## TEXT EXCERPT
######

# STAY AWAY FROM NISSAN!!!



## badger 87 (Jan 10, 2009)

Beware, i encourage every consumer in N. America to stay away from anything that nissan has to offer. I purchased a truck, a nissan frontier in 2005. The truck is actually not that bad, however NISSAN is. I deployed to iraq in DEC 2007 and Nissan had a computer glitch that made my acct 2 times 30 days late. I came home on leave in August and checked my credit report and to my suprise i had a bad remark on there from Nissan Financial. I have been on the phone with them over 5 hours all together and since nissan only offers customer support M-F basically 8-5 it is very hard to get any thing accomplished. I have talked to supervisors and they all apologized and admit that it is thier fault and the account was never late at all. I talked to one supervisor by the name of Sylvia and she promied me and guranteed me that the problem would be fixed. After hours on the phone later and after extreme frustration, nissan will not update my account to say it was never late. THey say they will, but somehow some other department other than customer service keeps making miskates. I started this progess in AUG 08 and as of today it is worse than ever. The customer service reps barley speak englsih and you cannot understand them and as i suspect they have hard problems understanding you. I have been restationed but must live away from my family now because of this credit report problem as i cannot get a mortage loan in this current market with that on my credit report. I have 2 daughters age 5, and 3 and i have already been deployed twice and due to nissans imcompetence i must live yet again away from my family. I encourage everyone, stay away from nissan. The products are okay and decent quality however there is no customer service nor do they care to back up their products. I have no clue where to turn for help on this matter and i just want to break down and friggen cry as it is soooooo frustating. THey admit they made a mistake but they will not fix it.


----------



## MajorTom-s13-rb20det (Jan 6, 2009)

Ouch,man that blows. Sounds like the dealership took their sweet time to screw you over.Just make sure you direct your anger at the dealership and the leasing people?Cause Nissans are the most beautiful cars in the world.


----------



## Asleep (Jan 19, 2003)

MajorTom said:


> Ouch,man that blows. Sounds like the dealership took their sweet time to screw you over.Just make sure you direct your anger at the dealership and the leasing people?Cause Nissans are the most beautiful cars in the world.


i actually agree with you on this one, about 97%. i think porsches are the most beautiful cars, but anyways...

to the thread starter, you do realize that your one bad experience is not going to sway an entire discussion board that exists for nissans, to stop buying anything nissan?
hopefully, your case is an isolated one. nissans are not really that bad. im sure the ford and chrysler boys have a lot more to bitch about...


----------



## MajorTom-s13-rb20det (Jan 6, 2009)

You?Agree with me?Now thats a change of pace.Funny you mention Porsche,You know that the guy who designed the Carrera GT designed the R35 GTR? Even the styling is essentially the same. On a long enough timeline,the survival rate for everyone is eventually zero,Ford and Chrysler need to step into the light cause there days are over.


----------



## Asleep (Jan 19, 2003)

MajorTom said:


> You?Agree with me?Now thats a change of pace.Funny you mention Porsche,You know that the guy who designed the Carrera GT designed the R35 GTR? Even the styling is essentially the same. On a long enough timeline,the survival rate for everyone is eventually zero,Ford and Chrysler need to step into the light cause there days are over.

######

## DATA PROVIDED
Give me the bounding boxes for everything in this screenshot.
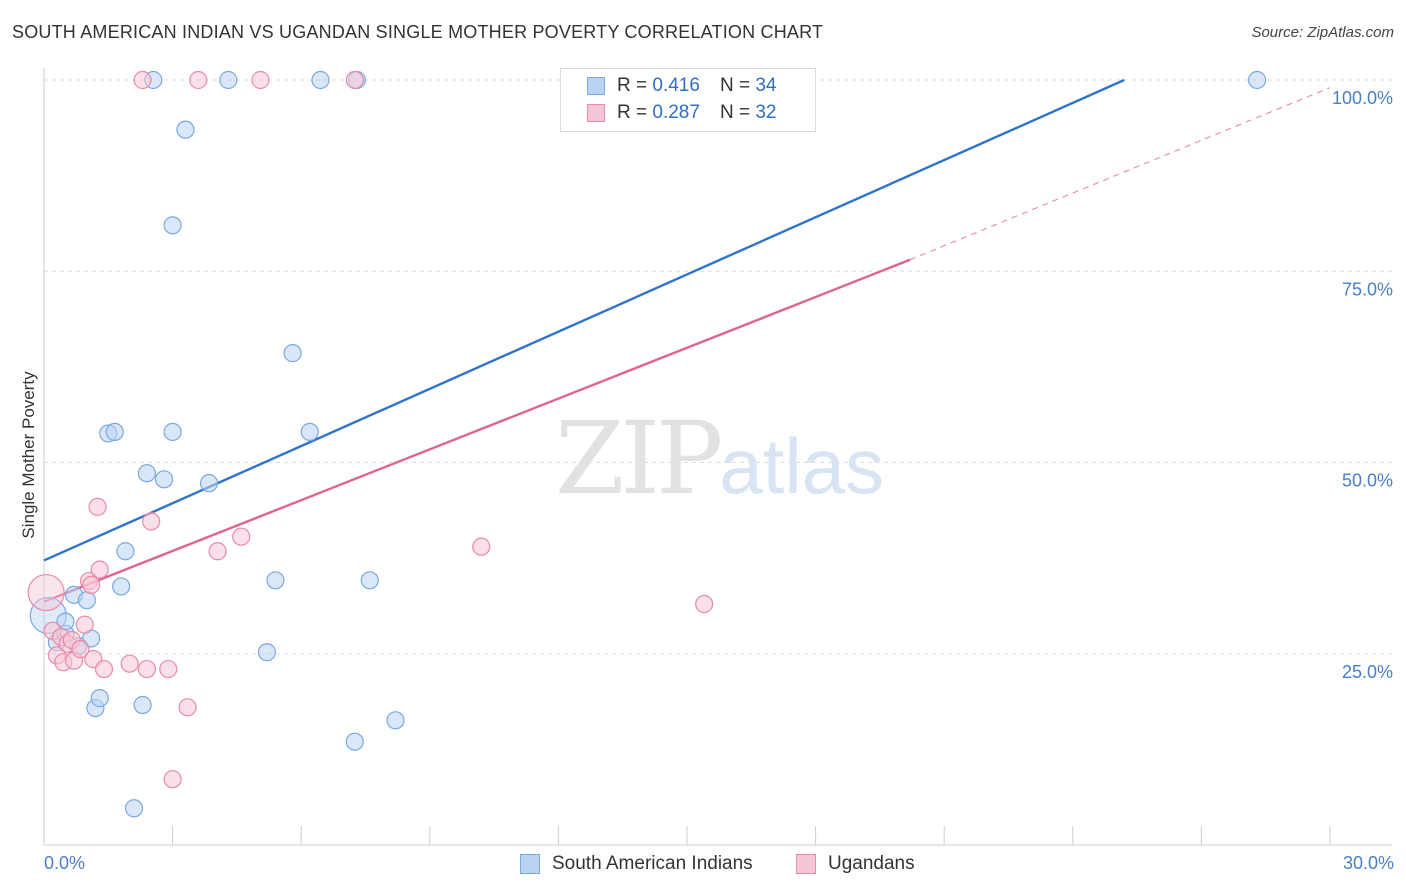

######

## TASKS TO PERFORM
(a) In the Nissan forum thread, in what year did badger 87 buy the Nissan Frontier?
(b) From the Nissan forum thread, print the passage starting at "i actually agree" and ending at "to bitch about...".

## SOLUTIONS TO THE EXERCISE
(a) 2005

(b)
i actually agree with you on this one, about 97%. i think porsches are the most beautiful cars, but anyways...

to the thread starter, you do realize that your one bad experience is not going to sway an entire discussion board that exists for nissans, to stop buying anything nissan?
hopefully, your case is an isolated one. nissans are not really that bad. im sure the ford and chrysler boys have a lot more to bitch about...